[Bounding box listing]
========================================
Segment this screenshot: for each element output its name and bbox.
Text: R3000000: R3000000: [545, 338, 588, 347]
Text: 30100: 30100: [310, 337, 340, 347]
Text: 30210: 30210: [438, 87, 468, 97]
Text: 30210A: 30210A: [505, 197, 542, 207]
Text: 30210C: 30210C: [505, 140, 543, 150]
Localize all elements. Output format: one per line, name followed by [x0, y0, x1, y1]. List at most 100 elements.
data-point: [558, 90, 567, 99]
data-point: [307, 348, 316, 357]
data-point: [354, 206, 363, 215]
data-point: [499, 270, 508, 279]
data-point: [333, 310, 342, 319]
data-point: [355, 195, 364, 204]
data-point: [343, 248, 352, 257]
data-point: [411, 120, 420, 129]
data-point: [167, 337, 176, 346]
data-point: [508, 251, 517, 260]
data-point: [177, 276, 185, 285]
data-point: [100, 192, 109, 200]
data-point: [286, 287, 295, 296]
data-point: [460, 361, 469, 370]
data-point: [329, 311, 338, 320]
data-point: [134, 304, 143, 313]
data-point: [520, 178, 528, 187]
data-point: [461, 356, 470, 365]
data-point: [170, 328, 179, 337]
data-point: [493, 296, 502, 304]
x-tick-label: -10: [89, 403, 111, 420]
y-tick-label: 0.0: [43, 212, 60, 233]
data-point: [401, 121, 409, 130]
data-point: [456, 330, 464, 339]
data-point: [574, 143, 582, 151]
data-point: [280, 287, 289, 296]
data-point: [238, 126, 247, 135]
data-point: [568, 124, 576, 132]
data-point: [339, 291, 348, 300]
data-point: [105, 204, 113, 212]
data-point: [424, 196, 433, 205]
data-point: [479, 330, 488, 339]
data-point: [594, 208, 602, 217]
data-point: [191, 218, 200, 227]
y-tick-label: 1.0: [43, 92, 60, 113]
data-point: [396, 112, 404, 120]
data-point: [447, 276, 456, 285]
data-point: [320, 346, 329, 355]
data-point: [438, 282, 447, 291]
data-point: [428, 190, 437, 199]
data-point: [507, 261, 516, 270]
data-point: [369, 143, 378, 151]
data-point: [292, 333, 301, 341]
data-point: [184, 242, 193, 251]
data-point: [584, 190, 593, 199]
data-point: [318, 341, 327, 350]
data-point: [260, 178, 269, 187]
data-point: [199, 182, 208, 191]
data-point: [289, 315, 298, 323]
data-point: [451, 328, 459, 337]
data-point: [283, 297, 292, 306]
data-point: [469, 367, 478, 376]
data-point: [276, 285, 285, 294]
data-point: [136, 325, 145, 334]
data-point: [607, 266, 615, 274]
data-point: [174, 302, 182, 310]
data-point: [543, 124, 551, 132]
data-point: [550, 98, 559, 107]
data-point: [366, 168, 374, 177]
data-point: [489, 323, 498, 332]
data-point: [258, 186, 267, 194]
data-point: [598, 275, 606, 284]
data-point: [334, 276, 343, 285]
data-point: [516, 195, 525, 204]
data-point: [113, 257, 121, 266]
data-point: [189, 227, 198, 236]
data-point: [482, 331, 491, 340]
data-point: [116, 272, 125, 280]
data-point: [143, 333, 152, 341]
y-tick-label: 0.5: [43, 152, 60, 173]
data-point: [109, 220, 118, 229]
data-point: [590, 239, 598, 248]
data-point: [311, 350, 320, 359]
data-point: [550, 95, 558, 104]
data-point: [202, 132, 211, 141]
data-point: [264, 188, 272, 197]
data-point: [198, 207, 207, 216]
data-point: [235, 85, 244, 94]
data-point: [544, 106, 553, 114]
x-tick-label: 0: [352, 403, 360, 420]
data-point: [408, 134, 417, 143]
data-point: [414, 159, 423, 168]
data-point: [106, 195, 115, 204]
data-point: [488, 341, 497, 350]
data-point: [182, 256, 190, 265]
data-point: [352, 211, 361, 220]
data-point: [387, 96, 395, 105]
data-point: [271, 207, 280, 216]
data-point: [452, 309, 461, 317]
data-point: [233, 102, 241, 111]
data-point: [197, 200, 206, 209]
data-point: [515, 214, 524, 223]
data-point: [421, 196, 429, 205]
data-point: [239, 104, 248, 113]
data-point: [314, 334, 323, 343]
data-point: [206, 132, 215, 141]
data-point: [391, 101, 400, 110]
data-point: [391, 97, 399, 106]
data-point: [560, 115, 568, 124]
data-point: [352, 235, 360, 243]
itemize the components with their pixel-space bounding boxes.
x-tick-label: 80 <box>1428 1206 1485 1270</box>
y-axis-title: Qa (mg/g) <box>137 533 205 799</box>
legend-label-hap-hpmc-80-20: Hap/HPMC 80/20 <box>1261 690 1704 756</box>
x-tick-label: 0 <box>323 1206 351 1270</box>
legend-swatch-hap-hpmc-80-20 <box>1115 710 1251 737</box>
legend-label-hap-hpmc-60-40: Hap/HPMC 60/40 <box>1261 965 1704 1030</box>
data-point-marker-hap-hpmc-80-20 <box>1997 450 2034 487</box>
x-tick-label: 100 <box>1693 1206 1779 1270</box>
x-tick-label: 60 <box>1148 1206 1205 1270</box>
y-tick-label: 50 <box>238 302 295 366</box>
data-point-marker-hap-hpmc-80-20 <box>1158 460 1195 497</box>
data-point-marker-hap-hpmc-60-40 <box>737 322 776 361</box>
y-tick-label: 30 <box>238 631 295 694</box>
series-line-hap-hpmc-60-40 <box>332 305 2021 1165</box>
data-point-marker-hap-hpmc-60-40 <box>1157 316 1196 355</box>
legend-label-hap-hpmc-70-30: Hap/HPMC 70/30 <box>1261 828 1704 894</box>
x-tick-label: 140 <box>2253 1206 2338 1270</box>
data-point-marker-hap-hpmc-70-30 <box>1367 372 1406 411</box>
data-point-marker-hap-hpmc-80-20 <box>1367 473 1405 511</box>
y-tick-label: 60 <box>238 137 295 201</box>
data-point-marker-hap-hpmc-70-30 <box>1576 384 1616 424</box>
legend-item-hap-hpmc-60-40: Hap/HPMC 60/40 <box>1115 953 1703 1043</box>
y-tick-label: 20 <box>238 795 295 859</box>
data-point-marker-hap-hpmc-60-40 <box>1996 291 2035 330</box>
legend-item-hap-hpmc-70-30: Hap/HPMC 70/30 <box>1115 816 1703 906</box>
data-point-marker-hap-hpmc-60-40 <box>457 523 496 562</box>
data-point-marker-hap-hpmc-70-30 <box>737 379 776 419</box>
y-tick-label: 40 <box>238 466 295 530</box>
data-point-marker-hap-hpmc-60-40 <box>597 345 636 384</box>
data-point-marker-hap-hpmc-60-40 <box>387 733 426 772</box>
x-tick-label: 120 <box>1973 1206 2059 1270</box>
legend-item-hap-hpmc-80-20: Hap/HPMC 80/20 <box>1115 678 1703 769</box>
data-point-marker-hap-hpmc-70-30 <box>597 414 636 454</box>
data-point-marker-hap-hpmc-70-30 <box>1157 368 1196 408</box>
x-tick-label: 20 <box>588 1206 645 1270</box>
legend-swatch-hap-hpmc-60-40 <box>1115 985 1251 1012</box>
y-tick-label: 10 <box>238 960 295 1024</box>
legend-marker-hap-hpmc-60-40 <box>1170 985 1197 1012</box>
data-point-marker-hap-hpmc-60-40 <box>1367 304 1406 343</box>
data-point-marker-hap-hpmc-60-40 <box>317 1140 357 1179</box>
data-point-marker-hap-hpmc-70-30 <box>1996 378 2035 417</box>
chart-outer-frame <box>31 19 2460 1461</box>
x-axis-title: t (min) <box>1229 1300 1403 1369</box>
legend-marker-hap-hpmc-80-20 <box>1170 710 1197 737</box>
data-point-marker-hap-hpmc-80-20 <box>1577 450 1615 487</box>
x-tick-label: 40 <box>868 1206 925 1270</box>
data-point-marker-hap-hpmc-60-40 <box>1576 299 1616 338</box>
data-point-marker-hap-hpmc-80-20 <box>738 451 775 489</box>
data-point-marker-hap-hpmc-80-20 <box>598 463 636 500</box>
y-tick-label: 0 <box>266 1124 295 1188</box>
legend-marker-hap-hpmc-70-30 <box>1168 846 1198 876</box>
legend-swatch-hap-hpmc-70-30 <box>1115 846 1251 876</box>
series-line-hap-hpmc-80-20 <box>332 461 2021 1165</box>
========================================
→ WHAT YOU NEED TO DO
Copy the listing word for word, starting with its first line and ending with the line that contains "y-tick-label: 0.0: [43, 212, 60, 233]".

→ REPLY TO THE EXERCISE
Segment this screenshot: for each element output its name and bbox.
Text: R3000000: R3000000: [545, 338, 588, 347]
Text: 30100: 30100: [310, 337, 340, 347]
Text: 30210: 30210: [438, 87, 468, 97]
Text: 30210A: 30210A: [505, 197, 542, 207]
Text: 30210C: 30210C: [505, 140, 543, 150]
Localize all elements. Output format: one per line, name followed by [x0, y0, x1, y1]. List at most 100 elements.
data-point: [558, 90, 567, 99]
data-point: [307, 348, 316, 357]
data-point: [354, 206, 363, 215]
data-point: [499, 270, 508, 279]
data-point: [333, 310, 342, 319]
data-point: [355, 195, 364, 204]
data-point: [343, 248, 352, 257]
data-point: [411, 120, 420, 129]
data-point: [167, 337, 176, 346]
data-point: [508, 251, 517, 260]
data-point: [177, 276, 185, 285]
data-point: [100, 192, 109, 200]
data-point: [286, 287, 295, 296]
data-point: [460, 361, 469, 370]
data-point: [329, 311, 338, 320]
data-point: [134, 304, 143, 313]
data-point: [520, 178, 528, 187]
data-point: [461, 356, 470, 365]
data-point: [170, 328, 179, 337]
data-point: [493, 296, 502, 304]
x-tick-label: -10: [89, 403, 111, 420]
y-tick-label: 0.0: [43, 212, 60, 233]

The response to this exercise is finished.